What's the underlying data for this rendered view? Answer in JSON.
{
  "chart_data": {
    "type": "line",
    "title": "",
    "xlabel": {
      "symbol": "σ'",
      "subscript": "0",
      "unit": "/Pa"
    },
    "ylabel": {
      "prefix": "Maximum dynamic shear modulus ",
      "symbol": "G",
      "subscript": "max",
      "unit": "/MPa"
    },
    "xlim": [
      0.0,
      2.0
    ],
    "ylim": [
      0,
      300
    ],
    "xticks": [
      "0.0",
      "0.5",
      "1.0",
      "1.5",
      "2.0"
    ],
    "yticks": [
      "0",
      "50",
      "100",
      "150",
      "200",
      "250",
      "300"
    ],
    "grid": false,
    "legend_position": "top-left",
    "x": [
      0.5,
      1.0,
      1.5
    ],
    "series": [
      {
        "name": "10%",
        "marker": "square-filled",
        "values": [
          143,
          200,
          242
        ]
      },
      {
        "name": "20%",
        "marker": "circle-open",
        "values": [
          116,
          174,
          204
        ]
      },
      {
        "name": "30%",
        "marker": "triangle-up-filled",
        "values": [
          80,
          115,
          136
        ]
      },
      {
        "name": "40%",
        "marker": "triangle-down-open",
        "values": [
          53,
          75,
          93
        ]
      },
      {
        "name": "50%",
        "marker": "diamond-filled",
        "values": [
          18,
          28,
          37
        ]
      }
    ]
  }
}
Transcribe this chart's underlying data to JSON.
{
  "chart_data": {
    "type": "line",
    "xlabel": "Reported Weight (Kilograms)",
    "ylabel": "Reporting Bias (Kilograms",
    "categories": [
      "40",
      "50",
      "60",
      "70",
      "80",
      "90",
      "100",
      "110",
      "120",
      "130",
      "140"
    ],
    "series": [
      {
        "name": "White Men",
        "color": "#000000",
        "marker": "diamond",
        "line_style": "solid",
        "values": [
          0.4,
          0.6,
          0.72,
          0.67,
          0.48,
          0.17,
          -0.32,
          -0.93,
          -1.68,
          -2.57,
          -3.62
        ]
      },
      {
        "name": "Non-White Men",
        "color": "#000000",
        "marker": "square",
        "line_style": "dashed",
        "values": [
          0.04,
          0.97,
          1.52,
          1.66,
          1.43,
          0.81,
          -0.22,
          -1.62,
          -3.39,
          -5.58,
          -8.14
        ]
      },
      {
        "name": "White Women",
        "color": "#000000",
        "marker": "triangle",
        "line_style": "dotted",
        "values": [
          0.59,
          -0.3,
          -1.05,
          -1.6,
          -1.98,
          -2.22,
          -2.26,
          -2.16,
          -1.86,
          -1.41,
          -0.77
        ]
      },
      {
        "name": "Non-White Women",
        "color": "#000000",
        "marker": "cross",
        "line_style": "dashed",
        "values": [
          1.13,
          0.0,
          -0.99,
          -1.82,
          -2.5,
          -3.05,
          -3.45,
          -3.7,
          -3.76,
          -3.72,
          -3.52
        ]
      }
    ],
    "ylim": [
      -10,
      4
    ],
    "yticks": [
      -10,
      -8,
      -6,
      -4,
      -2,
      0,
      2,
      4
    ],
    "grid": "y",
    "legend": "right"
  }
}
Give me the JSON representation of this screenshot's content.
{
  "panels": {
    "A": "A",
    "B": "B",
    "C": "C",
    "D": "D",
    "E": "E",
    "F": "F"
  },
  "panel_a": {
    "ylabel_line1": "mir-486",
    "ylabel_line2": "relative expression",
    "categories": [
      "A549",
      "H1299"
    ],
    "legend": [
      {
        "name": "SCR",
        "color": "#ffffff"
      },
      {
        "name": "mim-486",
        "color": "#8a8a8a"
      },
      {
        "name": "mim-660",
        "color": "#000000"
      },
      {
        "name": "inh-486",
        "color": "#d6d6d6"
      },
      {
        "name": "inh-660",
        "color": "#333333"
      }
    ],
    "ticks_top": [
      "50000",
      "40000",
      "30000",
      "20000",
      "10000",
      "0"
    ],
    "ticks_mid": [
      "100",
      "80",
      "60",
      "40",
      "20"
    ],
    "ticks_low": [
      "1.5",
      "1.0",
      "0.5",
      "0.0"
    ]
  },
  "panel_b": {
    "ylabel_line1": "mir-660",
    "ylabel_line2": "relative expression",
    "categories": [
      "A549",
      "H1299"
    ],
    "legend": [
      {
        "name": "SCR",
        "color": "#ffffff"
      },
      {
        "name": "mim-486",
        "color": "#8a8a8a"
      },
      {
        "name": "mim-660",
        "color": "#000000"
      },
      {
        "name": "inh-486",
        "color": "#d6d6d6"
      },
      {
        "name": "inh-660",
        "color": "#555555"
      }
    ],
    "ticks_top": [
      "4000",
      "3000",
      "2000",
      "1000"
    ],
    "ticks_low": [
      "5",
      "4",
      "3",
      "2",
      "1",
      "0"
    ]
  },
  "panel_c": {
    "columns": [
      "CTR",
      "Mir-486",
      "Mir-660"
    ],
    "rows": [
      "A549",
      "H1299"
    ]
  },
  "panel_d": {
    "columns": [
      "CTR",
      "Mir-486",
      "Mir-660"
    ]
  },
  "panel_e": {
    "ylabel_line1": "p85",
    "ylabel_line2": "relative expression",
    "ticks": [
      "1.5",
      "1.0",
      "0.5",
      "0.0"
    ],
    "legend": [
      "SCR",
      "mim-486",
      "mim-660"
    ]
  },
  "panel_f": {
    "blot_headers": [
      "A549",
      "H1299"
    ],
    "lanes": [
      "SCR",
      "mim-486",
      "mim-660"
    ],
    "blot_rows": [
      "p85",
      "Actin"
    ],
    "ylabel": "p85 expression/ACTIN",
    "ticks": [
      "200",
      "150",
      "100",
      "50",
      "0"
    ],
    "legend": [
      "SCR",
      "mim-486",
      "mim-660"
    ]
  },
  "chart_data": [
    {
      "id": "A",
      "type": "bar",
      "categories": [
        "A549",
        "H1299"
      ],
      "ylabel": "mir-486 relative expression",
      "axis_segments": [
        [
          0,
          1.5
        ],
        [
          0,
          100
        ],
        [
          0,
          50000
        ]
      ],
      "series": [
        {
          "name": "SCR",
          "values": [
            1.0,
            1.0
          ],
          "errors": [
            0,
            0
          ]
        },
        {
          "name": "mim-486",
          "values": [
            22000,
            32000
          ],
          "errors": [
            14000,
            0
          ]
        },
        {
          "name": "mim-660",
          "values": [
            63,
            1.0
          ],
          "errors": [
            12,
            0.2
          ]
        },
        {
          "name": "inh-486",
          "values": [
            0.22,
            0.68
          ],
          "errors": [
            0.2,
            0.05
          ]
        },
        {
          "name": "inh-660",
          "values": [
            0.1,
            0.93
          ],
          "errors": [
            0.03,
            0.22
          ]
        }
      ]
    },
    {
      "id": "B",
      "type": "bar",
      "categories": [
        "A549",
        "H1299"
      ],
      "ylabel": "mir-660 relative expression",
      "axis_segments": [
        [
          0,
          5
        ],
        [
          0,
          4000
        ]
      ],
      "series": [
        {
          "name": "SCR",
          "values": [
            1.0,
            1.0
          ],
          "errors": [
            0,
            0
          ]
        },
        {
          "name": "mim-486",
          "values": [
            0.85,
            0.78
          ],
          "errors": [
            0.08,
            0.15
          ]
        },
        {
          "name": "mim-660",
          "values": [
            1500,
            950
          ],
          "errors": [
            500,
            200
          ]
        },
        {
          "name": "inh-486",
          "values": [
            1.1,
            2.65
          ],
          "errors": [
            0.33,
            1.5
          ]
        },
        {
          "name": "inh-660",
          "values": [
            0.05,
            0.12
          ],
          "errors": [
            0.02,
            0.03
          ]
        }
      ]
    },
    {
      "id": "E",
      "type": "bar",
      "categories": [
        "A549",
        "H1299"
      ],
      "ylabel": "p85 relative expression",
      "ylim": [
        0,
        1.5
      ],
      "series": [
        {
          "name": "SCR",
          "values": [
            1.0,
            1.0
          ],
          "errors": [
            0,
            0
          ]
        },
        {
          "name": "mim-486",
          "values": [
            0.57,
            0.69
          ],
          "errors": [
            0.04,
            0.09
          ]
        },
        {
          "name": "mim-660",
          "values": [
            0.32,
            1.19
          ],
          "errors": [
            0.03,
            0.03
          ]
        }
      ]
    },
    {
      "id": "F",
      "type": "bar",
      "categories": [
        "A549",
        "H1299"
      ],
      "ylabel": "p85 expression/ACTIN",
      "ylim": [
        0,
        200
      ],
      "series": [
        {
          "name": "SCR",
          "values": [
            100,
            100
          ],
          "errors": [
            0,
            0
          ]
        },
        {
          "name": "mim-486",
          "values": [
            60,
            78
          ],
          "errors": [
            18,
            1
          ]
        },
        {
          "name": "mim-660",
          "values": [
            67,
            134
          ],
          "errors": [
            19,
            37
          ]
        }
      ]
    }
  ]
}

────────────────────────────────────────

Copy, from the material, each line that holds the string "diamond".

■ Output of the task
        "marker": "diamond-filled",
        "marker": "diamond",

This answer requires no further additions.